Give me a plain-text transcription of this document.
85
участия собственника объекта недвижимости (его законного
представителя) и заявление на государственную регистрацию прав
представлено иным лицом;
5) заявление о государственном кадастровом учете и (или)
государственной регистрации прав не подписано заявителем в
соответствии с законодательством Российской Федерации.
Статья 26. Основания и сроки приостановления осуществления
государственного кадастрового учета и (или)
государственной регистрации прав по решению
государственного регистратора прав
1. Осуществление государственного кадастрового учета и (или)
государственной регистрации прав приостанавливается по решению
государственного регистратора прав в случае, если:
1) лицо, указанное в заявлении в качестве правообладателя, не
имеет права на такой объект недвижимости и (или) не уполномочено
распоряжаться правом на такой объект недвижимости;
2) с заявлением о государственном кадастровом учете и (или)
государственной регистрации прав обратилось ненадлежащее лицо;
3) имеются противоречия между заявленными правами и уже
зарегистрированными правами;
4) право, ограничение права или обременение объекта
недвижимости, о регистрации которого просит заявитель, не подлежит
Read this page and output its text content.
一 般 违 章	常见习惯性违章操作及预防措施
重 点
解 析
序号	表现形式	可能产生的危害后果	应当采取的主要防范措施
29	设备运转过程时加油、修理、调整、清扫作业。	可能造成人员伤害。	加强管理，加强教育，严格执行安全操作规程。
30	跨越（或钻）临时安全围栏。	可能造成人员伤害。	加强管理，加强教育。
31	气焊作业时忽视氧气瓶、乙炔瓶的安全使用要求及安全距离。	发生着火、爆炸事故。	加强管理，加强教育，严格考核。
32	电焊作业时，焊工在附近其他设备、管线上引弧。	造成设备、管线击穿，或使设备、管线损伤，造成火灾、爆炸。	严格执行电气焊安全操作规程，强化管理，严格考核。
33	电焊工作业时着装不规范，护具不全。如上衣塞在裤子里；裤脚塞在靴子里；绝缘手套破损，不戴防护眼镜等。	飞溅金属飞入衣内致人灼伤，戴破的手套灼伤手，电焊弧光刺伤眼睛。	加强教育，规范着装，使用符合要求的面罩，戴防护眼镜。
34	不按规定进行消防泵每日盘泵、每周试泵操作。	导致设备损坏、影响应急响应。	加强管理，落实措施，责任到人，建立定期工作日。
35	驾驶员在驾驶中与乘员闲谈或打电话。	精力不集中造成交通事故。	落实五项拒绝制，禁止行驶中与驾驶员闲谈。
──────
- [Directions for this task] Every line above needs to be retyped exactly.

- [Correct result]
Give me a plain-text transcription of this document.
85
участия собственника объекта недвижимости (его законного
представителя) и заявление на государственную регистрацию прав
представлено иным лицом;
5) заявление о государственном кадастровом учете и (или)
государственной регистрации прав не подписано заявителем в
соответствии с законодательством Российской Федерации.
Статья 26. Основания и сроки приостановления осуществления
государственного кадастрового учета и (или)
государственной регистрации прав по решению
государственного регистратора прав
1. Осуществление государственного кадастрового учета и (или)
государственной регистрации прав приостанавливается по решению
государственного регистратора прав в случае, если:
1) лицо, указанное в заявлении в качестве правообладателя, не
имеет права на такой объект недвижимости и (или) не уполномочено
распоряжаться правом на такой объект недвижимости;
2) с заявлением о государственном кадастровом учете и (или)
государственной регистрации прав обратилось ненадлежащее лицо;
3) имеются противоречия между заявленными правами и уже
зарегистрированными правами;
4) право, ограничение права или обременение объекта
недвижимости, о регистрации которого просит заявитель, не подлежит
Read this page and output its text content.
一 般 违 章	常见习惯性违章操作及预防措施
重 点
解 析
序号	表现形式	可能产生的危害后果	应当采取的主要防范措施
29	设备运转过程时加油、修理、调整、清扫作业。	可能造成人员伤害。	加强管理，加强教育，严格执行安全操作规程。
30	跨越（或钻）临时安全围栏。	可能造成人员伤害。	加强管理，加强教育。
31	气焊作业时忽视氧气瓶、乙炔瓶的安全使用要求及安全距离。	发生着火、爆炸事故。	加强管理，加强教育，严格考核。
32	电焊作业时，焊工在附近其他设备、管线上引弧。	造成设备、管线击穿，或使设备、管线损伤，造成火灾、爆炸。	严格执行电气焊安全操作规程，强化管理，严格考核。
33	电焊工作业时着装不规范，护具不全。如上衣塞在裤子里；裤脚塞在靴子里；绝缘手套破损，不戴防护眼镜等。	飞溅金属飞入衣内致人灼伤，戴破的手套灼伤手，电焊弧光刺伤眼睛。	加强教育，规范着装，使用符合要求的面罩，戴防护眼镜。
34	不按规定进行消防泵每日盘泵、每周试泵操作。	导致设备损坏、影响应急响应。	加强管理，落实措施，责任到人，建立定期工作日。
35	驾驶员在驾驶中与乘员闲谈或打电话。	精力不集中造成交通事故。	落实五项拒绝制，禁止行驶中与驾驶员闲谈。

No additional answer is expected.